■ WHAT YOU SHOULD DO ■
In the material below, find each line holding the string "nReplacing" and copy it.

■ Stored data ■
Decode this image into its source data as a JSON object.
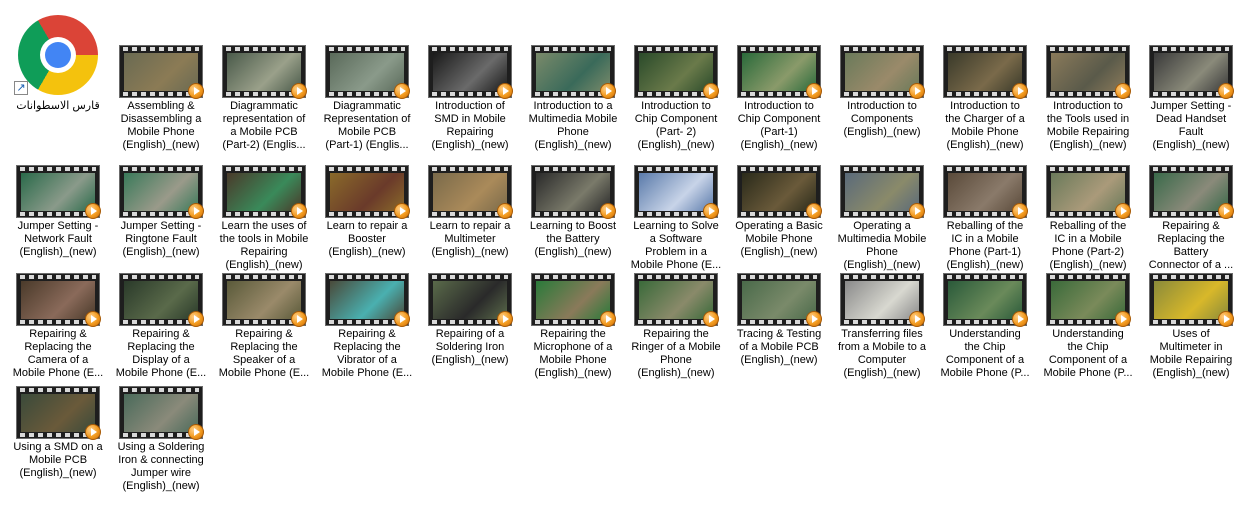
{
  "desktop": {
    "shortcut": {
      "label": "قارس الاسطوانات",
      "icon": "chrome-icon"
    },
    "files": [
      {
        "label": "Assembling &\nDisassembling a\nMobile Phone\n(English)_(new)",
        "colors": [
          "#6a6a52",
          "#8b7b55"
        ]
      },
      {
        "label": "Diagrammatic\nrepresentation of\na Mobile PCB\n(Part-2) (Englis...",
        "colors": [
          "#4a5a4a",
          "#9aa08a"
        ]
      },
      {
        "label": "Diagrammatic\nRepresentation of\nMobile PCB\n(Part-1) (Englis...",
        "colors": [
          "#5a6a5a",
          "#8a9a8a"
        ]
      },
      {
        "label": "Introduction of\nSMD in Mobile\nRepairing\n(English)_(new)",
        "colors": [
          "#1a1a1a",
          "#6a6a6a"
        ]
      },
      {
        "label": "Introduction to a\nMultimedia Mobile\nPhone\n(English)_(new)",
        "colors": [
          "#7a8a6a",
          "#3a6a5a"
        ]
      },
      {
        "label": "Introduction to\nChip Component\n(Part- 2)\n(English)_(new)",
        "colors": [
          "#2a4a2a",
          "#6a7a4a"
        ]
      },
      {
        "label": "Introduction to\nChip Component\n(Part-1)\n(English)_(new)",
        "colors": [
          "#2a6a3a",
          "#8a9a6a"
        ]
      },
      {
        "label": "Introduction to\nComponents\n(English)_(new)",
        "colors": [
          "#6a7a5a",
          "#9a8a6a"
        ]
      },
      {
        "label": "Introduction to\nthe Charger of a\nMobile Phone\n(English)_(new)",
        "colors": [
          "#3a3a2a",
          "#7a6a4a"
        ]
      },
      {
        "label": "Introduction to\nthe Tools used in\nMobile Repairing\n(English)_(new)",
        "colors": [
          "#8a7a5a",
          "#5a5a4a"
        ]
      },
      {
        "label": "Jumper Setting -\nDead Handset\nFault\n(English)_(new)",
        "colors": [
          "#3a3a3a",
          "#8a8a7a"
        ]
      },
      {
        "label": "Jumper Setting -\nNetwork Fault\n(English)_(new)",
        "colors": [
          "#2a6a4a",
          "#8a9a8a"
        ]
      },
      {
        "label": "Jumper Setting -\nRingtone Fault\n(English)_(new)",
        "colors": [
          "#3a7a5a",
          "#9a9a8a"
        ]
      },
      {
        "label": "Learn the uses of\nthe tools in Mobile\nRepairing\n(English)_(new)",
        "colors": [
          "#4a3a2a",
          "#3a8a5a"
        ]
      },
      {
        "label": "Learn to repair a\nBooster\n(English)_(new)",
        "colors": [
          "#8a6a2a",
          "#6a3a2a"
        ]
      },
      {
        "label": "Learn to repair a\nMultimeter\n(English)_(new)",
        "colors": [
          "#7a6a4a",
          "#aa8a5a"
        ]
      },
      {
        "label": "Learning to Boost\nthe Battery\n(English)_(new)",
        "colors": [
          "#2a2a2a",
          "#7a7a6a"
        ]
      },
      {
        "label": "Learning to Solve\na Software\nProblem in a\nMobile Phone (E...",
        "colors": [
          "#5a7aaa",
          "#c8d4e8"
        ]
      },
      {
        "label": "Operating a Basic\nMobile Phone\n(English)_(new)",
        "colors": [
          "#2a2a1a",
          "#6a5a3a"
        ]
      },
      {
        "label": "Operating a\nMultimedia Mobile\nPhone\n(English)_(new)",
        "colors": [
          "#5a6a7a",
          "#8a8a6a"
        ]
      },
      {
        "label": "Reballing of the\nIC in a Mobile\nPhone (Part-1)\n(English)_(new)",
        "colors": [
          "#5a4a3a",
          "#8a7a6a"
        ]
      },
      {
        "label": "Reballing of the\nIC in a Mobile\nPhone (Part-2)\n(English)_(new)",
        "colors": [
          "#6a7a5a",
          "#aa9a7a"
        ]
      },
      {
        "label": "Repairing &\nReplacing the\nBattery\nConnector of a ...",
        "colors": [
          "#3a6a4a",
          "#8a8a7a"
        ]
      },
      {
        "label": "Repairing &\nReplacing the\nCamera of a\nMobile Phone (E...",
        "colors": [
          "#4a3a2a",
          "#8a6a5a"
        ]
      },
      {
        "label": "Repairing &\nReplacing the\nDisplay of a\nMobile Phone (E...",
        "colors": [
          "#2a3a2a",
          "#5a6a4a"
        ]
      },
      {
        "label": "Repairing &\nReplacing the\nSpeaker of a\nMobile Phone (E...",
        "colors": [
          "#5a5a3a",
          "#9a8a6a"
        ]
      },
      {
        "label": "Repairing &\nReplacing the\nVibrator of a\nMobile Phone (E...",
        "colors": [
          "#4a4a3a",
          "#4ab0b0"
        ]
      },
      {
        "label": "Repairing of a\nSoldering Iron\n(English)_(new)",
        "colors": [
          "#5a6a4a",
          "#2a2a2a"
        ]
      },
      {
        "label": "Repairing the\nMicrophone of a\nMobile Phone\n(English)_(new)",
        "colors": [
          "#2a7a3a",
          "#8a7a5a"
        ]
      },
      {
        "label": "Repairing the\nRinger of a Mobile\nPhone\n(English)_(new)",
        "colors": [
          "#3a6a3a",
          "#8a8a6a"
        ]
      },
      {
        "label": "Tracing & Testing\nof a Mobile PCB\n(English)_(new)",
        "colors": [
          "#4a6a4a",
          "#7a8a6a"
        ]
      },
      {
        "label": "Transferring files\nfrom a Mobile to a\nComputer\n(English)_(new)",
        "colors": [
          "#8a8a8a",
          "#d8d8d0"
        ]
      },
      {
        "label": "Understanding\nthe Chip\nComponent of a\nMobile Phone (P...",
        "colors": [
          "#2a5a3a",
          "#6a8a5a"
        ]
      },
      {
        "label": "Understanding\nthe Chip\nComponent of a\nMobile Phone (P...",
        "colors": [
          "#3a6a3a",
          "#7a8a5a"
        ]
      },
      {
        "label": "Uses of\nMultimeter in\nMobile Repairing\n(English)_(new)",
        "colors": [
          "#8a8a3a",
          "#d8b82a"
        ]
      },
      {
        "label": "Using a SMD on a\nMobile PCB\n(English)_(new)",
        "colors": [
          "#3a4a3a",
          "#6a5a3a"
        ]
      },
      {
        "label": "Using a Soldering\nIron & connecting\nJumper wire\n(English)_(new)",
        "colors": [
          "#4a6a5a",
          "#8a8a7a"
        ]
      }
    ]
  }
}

■ EXPECTED OUTPUT ■
        "label": "Repairing &\nReplacing the\nBattery\nConnector of a ...",
        "label": "Repairing &\nReplacing the\nCamera of a\nMobile Phone (E...",
        "label": "Repairing &\nReplacing the\nDisplay of a\nMobile Phone (E...",
        "label": "Repairing &\nReplacing the\nSpeaker of a\nMobile Phone (E...",
        "label": "Repairing &\nReplacing the\nVibrator of a\nMobile Phone (E...",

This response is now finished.